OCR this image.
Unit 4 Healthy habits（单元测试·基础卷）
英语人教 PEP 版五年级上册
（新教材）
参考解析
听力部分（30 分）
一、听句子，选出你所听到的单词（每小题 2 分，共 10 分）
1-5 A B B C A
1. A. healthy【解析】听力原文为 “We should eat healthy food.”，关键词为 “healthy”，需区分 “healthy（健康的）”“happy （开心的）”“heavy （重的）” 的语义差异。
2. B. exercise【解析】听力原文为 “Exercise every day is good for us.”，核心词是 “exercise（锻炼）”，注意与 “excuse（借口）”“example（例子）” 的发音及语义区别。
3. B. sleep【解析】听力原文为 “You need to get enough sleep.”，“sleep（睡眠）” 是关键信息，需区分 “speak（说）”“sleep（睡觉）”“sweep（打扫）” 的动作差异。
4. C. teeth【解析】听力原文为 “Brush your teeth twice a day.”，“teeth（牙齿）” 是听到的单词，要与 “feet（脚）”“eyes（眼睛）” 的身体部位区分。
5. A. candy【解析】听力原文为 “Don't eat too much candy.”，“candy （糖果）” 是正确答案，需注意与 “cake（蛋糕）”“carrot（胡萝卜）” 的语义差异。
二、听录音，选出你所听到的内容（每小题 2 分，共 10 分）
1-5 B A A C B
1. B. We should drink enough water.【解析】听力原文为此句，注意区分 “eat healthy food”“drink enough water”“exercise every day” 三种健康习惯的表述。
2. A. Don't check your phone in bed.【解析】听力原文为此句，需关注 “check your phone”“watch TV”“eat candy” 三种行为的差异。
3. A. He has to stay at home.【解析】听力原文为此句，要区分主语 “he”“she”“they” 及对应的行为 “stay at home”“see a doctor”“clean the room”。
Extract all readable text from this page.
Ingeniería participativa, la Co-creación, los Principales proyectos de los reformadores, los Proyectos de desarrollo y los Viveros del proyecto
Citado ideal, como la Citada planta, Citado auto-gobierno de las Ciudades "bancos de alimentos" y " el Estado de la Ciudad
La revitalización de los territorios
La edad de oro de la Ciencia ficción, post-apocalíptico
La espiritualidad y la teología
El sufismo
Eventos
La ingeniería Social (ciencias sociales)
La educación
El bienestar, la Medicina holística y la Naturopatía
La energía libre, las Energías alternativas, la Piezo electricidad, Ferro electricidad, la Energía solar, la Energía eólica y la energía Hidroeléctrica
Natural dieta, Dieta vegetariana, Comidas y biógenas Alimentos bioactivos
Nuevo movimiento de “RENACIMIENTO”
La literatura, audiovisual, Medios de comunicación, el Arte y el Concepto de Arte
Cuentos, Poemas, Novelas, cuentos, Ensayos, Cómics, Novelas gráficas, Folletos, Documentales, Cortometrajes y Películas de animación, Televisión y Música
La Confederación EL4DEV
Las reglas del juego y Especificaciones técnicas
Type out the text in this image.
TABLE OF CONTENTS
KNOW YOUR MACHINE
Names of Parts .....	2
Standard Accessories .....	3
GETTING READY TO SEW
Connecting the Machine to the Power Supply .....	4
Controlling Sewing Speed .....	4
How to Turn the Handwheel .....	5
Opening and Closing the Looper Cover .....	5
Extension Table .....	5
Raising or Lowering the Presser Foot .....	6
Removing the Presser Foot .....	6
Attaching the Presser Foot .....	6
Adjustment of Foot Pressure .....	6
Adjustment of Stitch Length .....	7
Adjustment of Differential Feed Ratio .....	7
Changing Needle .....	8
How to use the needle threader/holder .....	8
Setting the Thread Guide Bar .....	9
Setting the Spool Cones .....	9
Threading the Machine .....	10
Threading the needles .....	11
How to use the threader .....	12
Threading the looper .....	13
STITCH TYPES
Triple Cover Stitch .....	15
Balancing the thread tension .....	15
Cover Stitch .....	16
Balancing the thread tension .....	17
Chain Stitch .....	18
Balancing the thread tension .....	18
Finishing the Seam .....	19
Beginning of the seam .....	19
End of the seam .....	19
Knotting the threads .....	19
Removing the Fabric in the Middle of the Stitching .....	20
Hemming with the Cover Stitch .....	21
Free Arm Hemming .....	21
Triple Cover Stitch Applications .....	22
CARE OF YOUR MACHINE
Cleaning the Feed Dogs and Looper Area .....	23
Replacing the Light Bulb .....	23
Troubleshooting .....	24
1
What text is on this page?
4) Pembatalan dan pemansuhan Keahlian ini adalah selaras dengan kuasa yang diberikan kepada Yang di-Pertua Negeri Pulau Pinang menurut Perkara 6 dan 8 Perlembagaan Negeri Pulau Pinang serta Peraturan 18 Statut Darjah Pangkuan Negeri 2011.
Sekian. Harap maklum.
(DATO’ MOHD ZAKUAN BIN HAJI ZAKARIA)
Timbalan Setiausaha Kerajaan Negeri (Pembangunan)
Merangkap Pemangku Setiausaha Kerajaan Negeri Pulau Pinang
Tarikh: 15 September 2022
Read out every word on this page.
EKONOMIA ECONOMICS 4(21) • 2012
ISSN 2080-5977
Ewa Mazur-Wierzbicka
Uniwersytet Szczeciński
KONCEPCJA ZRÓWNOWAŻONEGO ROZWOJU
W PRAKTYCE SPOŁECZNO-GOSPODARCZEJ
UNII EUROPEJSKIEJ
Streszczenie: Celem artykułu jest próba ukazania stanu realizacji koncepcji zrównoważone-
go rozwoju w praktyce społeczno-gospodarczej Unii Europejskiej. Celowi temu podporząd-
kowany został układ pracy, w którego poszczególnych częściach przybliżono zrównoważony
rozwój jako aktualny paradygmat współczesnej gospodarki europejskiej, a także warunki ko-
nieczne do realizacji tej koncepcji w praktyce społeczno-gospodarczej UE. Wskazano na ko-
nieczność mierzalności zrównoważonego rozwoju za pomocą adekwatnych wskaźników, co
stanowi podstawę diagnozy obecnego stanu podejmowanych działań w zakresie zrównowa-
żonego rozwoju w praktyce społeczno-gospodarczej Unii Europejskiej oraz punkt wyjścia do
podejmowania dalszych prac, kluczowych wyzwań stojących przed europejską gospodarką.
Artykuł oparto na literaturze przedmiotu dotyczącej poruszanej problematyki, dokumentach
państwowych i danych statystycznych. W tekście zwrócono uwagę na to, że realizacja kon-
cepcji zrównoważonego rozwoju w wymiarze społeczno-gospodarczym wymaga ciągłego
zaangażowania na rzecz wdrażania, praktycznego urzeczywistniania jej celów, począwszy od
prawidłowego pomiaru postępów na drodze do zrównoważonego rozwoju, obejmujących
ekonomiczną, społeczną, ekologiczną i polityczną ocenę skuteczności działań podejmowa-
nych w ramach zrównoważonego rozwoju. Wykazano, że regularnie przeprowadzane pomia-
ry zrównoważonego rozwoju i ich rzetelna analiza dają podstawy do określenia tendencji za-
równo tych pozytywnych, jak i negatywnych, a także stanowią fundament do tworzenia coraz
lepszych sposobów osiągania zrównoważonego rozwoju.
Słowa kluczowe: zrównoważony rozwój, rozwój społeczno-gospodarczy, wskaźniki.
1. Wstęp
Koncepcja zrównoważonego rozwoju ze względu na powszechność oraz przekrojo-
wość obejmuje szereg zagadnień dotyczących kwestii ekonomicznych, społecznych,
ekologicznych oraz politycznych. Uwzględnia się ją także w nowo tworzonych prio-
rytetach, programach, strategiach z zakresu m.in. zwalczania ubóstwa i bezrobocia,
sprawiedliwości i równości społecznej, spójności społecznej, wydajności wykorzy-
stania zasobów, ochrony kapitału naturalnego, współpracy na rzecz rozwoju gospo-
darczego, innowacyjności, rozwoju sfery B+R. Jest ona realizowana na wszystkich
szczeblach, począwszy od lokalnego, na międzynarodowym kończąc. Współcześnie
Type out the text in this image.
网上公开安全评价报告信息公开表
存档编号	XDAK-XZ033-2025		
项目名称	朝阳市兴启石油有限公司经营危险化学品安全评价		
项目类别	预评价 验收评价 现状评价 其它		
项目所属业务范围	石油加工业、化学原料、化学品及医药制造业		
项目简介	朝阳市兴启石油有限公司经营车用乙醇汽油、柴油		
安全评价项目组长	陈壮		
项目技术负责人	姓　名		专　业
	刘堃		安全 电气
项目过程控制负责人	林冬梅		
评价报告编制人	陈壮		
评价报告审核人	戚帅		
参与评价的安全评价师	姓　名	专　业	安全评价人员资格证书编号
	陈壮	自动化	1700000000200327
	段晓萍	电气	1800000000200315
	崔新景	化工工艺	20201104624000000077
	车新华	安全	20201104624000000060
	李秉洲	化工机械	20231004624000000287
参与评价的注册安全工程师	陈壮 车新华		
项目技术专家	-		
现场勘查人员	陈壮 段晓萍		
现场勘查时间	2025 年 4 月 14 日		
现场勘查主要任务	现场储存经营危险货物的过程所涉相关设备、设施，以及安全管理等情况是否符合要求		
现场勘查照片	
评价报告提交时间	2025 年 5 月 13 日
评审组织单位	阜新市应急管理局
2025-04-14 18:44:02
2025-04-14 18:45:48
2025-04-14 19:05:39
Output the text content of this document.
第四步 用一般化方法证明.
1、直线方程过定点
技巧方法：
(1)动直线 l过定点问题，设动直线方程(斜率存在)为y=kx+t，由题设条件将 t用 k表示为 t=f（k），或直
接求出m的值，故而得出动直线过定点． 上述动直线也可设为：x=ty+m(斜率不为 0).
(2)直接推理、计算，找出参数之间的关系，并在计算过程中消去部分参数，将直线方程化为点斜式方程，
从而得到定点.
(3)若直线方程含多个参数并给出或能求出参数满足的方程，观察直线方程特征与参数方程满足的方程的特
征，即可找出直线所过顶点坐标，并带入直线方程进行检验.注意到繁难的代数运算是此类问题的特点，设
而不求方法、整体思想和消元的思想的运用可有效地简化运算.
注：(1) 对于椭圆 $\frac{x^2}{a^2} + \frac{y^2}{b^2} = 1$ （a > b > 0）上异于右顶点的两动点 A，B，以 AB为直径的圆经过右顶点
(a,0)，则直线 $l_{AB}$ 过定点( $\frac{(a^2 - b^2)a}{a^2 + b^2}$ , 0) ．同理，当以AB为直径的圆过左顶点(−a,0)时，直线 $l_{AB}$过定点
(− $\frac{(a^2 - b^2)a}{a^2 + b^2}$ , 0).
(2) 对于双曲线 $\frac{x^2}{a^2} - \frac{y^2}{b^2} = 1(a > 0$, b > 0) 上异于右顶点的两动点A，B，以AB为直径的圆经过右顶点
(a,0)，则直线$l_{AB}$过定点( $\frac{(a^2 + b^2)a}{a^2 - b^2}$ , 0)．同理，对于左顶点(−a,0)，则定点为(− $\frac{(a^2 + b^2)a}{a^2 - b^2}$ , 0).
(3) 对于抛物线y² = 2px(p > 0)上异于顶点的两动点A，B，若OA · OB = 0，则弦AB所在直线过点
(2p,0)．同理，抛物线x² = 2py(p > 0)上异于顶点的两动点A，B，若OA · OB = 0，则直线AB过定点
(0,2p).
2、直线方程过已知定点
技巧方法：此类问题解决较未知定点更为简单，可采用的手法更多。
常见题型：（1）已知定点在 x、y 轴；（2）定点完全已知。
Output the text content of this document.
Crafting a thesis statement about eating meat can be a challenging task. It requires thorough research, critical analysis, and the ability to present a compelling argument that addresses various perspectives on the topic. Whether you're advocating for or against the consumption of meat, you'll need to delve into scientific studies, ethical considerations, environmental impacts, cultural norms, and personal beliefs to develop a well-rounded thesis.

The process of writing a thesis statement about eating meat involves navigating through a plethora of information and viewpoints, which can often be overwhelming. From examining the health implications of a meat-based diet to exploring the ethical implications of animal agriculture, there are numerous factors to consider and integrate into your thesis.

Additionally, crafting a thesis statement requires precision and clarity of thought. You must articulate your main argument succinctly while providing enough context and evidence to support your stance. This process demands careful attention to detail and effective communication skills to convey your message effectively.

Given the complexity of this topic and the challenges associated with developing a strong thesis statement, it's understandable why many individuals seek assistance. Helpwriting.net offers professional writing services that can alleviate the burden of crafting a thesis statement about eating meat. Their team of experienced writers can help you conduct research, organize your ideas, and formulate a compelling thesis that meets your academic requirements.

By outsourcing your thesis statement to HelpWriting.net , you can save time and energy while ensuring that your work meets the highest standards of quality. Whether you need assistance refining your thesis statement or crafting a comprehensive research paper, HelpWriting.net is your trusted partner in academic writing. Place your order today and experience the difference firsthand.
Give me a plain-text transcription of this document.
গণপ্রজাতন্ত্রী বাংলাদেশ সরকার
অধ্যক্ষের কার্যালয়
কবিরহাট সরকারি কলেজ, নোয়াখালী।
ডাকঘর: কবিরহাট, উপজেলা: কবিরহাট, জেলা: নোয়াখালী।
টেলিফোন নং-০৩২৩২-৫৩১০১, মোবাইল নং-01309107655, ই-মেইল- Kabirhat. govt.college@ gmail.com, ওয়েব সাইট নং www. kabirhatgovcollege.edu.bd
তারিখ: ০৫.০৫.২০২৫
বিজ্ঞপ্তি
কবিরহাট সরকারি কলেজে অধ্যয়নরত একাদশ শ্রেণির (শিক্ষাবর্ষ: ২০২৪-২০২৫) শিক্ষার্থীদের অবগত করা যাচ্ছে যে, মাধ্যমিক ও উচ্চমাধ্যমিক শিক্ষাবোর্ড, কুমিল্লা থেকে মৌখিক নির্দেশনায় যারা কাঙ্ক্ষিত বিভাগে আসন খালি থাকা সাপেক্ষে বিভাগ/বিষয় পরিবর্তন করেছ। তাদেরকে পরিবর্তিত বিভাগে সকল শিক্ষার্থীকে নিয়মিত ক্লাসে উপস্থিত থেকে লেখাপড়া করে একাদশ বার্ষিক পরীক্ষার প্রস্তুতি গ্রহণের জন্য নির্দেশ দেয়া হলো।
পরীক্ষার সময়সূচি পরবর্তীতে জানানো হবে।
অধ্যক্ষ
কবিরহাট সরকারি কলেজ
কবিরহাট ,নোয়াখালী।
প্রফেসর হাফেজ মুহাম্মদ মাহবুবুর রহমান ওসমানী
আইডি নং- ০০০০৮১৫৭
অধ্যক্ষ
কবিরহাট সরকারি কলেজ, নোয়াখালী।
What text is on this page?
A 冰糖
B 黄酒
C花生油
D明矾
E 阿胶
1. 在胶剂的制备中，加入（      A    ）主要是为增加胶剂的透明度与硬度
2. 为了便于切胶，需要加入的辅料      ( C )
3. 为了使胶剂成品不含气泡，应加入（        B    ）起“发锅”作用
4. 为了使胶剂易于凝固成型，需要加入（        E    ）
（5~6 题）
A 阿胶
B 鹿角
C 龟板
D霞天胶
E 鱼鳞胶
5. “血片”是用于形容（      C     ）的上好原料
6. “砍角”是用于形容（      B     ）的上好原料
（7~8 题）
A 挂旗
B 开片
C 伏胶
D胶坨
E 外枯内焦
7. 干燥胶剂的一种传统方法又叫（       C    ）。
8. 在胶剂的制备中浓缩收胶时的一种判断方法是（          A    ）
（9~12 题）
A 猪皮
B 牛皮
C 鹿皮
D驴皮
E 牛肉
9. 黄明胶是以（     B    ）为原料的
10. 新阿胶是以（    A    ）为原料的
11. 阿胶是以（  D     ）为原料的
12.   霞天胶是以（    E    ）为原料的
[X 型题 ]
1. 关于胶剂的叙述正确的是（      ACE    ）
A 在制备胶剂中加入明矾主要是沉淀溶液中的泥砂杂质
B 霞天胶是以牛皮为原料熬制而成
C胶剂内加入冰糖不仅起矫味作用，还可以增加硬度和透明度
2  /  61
━━━━━━━━
Job — Write out every line of the preceding listing that contains "process".

Result for this exercise —
The process of writing a thesis statement about eating meat involves navigating through a plethora of information and viewpoints, which can often be overwhelming. From examining the health implications of a meat-based diet to exploring the ethical implications of animal agriculture, there are numerous factors to consider and integrate into your thesis.
Additionally, crafting a thesis statement requires precision and clarity of thought. You must articulate your main argument succinctly while providing enough context and evidence to support your stance. This process demands careful attention to detail and effective communication skills to convey your message effectively.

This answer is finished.